WHAT THIS TASK INVOLVES
Please report every line from the material that contains the word "F分别为AB".

Data entries
Begin
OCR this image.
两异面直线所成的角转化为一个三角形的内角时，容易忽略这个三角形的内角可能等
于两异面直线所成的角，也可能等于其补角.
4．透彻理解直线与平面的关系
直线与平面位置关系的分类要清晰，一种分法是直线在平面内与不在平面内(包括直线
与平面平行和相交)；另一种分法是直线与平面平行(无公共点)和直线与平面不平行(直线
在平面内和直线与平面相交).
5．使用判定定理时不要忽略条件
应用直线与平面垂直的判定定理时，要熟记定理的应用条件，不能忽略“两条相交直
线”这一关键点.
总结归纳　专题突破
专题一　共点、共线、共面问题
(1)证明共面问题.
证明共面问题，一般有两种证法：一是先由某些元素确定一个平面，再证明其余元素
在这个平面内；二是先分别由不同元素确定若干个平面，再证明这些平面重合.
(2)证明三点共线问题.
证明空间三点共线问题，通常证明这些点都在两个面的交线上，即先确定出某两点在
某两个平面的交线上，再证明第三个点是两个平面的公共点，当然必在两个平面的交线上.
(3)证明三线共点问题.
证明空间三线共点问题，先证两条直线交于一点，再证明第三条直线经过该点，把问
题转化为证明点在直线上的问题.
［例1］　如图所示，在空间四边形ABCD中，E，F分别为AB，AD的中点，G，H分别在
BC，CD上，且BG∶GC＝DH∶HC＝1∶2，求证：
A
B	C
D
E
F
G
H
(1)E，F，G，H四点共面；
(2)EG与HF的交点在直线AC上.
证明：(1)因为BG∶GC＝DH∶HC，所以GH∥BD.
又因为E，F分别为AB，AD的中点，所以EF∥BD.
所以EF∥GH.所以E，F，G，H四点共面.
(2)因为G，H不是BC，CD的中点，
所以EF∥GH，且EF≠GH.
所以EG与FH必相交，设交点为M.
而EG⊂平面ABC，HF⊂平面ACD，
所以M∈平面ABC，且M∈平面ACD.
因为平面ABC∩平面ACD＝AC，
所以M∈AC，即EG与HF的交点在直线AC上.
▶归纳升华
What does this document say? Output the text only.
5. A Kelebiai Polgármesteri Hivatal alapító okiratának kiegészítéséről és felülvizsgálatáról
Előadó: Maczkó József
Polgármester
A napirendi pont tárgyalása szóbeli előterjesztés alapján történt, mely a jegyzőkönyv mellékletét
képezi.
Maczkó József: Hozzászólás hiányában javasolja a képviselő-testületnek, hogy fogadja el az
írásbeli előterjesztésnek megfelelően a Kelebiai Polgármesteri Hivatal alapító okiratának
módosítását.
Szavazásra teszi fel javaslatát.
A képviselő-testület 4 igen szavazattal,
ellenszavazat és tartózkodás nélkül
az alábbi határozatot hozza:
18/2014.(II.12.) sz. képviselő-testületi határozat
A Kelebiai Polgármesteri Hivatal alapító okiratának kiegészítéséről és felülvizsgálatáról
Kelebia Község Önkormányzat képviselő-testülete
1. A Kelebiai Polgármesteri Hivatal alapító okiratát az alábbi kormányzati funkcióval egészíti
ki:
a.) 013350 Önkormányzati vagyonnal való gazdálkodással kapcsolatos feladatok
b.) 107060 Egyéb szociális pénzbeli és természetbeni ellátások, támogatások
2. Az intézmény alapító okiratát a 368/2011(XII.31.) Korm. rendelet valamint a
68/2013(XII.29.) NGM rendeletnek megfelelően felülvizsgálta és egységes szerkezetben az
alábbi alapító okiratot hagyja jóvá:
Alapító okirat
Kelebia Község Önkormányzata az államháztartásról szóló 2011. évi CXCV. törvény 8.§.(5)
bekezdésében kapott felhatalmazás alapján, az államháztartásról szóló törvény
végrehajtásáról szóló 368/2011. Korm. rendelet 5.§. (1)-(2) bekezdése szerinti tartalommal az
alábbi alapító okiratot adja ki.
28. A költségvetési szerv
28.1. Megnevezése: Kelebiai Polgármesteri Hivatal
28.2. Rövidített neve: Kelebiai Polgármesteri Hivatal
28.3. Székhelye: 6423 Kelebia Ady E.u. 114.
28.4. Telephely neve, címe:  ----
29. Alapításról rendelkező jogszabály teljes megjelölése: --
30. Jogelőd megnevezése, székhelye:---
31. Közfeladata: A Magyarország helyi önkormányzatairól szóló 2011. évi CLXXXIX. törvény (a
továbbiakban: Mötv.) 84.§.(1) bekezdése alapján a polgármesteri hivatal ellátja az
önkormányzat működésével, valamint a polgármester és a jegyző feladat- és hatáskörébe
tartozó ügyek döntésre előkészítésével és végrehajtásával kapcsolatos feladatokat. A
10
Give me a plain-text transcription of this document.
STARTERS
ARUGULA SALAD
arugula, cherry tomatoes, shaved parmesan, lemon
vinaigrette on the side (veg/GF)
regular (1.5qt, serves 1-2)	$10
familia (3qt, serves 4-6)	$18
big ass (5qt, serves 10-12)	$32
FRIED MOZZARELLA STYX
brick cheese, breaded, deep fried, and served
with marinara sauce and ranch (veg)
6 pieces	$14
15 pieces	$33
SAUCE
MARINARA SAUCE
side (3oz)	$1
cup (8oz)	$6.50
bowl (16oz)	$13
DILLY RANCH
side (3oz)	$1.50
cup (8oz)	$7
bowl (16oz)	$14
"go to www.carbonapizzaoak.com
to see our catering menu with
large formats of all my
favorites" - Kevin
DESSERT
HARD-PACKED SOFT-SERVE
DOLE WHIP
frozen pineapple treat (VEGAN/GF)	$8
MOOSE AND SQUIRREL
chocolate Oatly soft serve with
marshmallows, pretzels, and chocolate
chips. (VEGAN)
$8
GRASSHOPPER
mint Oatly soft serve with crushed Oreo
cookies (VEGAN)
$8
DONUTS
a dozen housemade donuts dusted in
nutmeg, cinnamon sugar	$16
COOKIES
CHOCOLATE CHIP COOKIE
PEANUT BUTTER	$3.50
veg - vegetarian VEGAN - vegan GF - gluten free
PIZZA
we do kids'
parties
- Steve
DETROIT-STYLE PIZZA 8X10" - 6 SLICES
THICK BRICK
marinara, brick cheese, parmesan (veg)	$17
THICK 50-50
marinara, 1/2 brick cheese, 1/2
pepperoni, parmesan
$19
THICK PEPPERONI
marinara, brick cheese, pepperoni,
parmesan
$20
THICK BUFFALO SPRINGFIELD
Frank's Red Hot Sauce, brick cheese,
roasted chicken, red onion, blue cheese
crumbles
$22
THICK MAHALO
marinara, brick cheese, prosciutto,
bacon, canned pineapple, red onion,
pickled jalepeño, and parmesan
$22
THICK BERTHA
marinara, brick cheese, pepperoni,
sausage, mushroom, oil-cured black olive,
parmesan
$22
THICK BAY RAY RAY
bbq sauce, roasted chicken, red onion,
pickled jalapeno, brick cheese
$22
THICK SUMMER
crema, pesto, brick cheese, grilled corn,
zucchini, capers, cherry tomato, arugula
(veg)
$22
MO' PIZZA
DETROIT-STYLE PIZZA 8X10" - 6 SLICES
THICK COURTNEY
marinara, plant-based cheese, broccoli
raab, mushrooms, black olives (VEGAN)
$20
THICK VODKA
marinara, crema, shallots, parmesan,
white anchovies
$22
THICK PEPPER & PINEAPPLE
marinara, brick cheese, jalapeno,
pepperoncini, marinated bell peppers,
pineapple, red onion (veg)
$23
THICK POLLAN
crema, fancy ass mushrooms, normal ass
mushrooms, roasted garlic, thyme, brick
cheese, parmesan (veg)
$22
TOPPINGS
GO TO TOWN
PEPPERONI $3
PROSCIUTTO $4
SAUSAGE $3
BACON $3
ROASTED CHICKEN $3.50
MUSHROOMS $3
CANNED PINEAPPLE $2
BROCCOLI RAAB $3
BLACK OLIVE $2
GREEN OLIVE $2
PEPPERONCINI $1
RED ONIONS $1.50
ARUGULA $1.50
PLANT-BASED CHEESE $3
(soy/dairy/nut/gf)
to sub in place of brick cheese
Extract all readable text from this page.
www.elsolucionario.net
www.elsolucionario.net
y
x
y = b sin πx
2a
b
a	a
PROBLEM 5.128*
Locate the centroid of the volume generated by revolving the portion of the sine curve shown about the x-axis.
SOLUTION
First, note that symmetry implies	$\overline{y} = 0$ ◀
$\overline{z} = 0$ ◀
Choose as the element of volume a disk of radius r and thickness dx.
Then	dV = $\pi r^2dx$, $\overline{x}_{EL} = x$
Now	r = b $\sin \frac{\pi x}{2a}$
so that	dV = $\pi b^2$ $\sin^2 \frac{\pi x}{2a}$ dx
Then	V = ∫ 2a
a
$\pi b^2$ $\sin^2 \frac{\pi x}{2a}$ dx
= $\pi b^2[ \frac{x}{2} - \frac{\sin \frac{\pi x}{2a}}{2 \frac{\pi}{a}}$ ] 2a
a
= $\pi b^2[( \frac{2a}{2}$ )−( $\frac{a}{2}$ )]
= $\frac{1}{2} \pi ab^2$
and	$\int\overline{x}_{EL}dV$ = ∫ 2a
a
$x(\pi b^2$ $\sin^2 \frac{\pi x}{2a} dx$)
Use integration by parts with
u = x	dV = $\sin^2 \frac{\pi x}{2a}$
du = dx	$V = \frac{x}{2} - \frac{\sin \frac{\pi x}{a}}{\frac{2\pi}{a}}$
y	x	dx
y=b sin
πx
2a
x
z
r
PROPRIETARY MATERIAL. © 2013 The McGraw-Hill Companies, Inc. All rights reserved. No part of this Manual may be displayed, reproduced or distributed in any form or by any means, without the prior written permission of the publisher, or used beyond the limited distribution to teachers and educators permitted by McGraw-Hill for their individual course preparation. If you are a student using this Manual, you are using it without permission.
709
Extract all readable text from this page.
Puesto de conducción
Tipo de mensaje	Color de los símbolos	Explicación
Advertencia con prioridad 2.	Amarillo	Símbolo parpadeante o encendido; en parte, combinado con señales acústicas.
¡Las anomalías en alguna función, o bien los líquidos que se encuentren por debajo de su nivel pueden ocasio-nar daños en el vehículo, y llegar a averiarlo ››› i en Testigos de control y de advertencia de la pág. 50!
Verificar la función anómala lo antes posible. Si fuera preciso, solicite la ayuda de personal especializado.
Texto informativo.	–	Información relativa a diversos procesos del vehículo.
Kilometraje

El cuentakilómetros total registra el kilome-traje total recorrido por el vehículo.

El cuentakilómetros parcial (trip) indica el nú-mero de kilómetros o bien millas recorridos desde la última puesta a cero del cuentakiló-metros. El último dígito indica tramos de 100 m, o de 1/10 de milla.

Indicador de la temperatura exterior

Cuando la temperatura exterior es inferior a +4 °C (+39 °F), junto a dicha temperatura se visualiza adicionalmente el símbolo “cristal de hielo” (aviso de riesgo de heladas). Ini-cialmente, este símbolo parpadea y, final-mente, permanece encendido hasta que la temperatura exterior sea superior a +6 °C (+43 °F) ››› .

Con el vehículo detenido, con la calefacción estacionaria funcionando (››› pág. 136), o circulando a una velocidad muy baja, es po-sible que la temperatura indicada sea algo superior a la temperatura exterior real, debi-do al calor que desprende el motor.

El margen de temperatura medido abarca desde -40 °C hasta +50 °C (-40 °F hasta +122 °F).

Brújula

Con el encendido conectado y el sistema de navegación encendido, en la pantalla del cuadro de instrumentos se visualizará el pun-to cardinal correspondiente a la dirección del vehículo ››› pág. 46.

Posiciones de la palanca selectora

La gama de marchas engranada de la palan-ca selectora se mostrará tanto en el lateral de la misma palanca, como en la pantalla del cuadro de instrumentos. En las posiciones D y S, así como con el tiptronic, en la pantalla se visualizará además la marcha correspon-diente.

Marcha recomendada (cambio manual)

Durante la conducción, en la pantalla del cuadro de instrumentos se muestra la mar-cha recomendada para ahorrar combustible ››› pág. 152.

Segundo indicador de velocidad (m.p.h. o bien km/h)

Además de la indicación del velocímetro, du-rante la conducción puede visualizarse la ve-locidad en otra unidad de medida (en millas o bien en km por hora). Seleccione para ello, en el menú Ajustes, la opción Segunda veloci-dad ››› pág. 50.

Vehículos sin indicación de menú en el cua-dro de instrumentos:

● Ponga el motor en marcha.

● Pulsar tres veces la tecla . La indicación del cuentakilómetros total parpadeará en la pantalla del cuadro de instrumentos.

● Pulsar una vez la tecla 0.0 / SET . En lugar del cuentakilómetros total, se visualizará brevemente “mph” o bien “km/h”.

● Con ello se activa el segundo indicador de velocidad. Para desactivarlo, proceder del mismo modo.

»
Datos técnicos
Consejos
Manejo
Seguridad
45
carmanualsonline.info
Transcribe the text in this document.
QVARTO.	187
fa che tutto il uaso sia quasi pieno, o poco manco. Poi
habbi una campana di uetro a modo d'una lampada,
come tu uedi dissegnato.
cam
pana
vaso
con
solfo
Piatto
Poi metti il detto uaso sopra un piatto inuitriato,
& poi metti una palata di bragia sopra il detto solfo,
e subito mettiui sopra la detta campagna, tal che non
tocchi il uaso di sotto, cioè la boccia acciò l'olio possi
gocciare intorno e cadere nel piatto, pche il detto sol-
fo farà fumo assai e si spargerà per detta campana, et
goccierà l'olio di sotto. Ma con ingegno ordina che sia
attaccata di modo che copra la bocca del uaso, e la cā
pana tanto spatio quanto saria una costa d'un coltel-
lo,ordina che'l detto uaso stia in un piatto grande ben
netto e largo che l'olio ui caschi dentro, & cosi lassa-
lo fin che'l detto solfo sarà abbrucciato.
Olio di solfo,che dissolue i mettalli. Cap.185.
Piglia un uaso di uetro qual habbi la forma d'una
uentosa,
End
CORRECT RESPONSE
［例1］　如图所示，在空间四边形ABCD中，E，F分别为AB，AD的中点，G，H分别在
又因为E，F分别为AB，AD的中点，所以EF∥BD.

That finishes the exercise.